(Some records)
*****

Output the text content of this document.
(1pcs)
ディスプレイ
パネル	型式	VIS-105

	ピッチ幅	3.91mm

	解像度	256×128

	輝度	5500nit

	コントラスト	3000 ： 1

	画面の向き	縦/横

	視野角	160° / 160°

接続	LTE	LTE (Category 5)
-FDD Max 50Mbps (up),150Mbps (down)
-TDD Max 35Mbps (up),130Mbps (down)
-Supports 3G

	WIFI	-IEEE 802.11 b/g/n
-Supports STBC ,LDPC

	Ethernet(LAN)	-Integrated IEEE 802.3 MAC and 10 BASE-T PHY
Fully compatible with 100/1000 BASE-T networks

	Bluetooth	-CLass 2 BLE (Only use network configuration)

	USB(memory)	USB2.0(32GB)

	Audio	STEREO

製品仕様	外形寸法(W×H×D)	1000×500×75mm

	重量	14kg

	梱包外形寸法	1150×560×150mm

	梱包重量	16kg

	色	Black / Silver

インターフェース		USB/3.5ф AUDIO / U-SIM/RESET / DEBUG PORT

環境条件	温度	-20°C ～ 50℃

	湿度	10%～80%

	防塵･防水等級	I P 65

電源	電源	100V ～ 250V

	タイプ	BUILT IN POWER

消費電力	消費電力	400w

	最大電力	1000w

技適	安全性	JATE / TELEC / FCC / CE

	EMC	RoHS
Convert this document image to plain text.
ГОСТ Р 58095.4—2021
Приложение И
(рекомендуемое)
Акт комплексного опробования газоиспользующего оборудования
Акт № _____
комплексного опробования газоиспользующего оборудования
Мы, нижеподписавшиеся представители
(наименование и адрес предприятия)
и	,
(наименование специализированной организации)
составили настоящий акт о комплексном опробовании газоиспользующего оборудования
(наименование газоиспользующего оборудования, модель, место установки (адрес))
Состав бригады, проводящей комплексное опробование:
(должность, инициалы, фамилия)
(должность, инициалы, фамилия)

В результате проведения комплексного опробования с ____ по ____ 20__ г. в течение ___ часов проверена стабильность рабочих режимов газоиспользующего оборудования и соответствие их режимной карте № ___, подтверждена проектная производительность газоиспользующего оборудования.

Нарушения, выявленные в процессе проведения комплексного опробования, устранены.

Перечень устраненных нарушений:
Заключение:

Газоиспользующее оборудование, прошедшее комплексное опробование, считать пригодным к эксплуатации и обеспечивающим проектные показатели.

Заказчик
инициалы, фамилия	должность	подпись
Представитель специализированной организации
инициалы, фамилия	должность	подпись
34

*****

Output the lines above verbatim and in full.

COMPLETE RESPONSE –
Output the text content of this document.
(1pcs)
ディスプレイ
パネル	型式	VIS-105

	ピッチ幅	3.91mm

	解像度	256×128

	輝度	5500nit

	コントラスト	3000 ： 1

	画面の向き	縦/横

	視野角	160° / 160°

接続	LTE	LTE (Category 5)
-FDD Max 50Mbps (up),150Mbps (down)
-TDD Max 35Mbps (up),130Mbps (down)
-Supports 3G

	WIFI	-IEEE 802.11 b/g/n
-Supports STBC ,LDPC

	Ethernet(LAN)	-Integrated IEEE 802.3 MAC and 10 BASE-T PHY
Fully compatible with 100/1000 BASE-T networks

	Bluetooth	-CLass 2 BLE (Only use network configuration)

	USB(memory)	USB2.0(32GB)

	Audio	STEREO

製品仕様	外形寸法(W×H×D)	1000×500×75mm

	重量	14kg

	梱包外形寸法	1150×560×150mm

	梱包重量	16kg

	色	Black / Silver

インターフェース		USB/3.5ф AUDIO / U-SIM/RESET / DEBUG PORT

環境条件	温度	-20°C ～ 50℃

	湿度	10%～80%

	防塵･防水等級	I P 65

電源	電源	100V ～ 250V

	タイプ	BUILT IN POWER

消費電力	消費電力	400w

	最大電力	1000w

技適	安全性	JATE / TELEC / FCC / CE

	EMC	RoHS
Convert this document image to plain text.
ГОСТ Р 58095.4—2021
Приложение И
(рекомендуемое)
Акт комплексного опробования газоиспользующего оборудования
Акт № _____
комплексного опробования газоиспользующего оборудования
Мы, нижеподписавшиеся представители
(наименование и адрес предприятия)
и	,
(наименование специализированной организации)
составили настоящий акт о комплексном опробовании газоиспользующего оборудования
(наименование газоиспользующего оборудования, модель, место установки (адрес))
Состав бригады, проводящей комплексное опробование:
(должность, инициалы, фамилия)
(должность, инициалы, фамилия)

В результате проведения комплексного опробования с ____ по ____ 20__ г. в течение ___ часов проверена стабильность рабочих режимов газоиспользующего оборудования и соответствие их режимной карте № ___, подтверждена проектная производительность газоиспользующего оборудования.

Нарушения, выявленные в процессе проведения комплексного опробования, устранены.

Перечень устраненных нарушений:
Заключение:

Газоиспользующее оборудование, прошедшее комплексное опробование, считать пригодным к эксплуатации и обеспечивающим проектные показатели.

Заказчик
инициалы, фамилия	должность	подпись
Представитель специализированной организации
инициалы, фамилия	должность	подпись
34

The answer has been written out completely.